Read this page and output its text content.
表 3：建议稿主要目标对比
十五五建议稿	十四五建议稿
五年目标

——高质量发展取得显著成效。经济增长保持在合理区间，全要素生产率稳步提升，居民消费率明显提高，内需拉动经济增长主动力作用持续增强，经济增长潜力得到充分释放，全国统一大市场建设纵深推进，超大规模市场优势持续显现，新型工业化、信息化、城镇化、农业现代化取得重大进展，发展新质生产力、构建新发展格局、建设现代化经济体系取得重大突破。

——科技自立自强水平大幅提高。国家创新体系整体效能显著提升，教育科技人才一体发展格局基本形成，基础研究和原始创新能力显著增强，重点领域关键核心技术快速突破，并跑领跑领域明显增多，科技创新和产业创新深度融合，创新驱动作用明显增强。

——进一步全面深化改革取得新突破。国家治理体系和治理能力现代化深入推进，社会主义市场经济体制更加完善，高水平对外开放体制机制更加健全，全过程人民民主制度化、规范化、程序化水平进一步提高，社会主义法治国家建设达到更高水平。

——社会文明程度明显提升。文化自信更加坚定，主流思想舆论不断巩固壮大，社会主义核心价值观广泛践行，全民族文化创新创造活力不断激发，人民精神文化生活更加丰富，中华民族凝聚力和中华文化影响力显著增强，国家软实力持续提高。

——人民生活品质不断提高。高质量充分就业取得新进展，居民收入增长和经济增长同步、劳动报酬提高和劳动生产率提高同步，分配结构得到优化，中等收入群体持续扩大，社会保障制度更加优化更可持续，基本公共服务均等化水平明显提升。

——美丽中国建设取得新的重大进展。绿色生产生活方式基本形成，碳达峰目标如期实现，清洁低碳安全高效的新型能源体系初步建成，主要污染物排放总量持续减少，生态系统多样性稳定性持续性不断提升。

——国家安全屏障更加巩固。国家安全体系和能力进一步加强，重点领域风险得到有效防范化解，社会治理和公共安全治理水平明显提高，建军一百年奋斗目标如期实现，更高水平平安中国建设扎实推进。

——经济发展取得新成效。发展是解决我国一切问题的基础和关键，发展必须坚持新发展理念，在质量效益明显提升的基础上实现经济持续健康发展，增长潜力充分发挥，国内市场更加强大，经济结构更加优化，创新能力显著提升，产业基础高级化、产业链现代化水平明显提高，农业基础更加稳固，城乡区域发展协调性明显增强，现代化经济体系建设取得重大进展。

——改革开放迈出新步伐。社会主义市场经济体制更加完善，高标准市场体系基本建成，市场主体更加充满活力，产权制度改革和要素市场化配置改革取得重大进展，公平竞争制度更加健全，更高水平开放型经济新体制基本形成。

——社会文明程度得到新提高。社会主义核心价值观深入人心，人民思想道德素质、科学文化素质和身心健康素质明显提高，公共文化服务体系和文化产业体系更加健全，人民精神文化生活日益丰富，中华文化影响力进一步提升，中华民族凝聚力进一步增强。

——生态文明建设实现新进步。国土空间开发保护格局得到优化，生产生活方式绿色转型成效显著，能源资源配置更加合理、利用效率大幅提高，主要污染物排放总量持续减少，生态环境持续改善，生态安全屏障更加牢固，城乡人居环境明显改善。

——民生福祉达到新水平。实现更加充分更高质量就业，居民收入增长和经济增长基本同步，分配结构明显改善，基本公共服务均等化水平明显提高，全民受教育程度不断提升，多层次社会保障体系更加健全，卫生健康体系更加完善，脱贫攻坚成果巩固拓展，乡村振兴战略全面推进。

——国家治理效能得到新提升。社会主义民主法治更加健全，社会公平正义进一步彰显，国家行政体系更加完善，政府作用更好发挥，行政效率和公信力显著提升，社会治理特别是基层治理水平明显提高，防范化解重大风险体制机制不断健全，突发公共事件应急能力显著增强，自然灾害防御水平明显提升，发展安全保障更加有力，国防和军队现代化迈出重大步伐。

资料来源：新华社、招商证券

——————————

▶ **TASK STATEMENT**: Among the entries above, how many lines include the word "主要污染物排放总量持续减少"? Give the number with no comment.

▶ **THE RESPONSE**: 2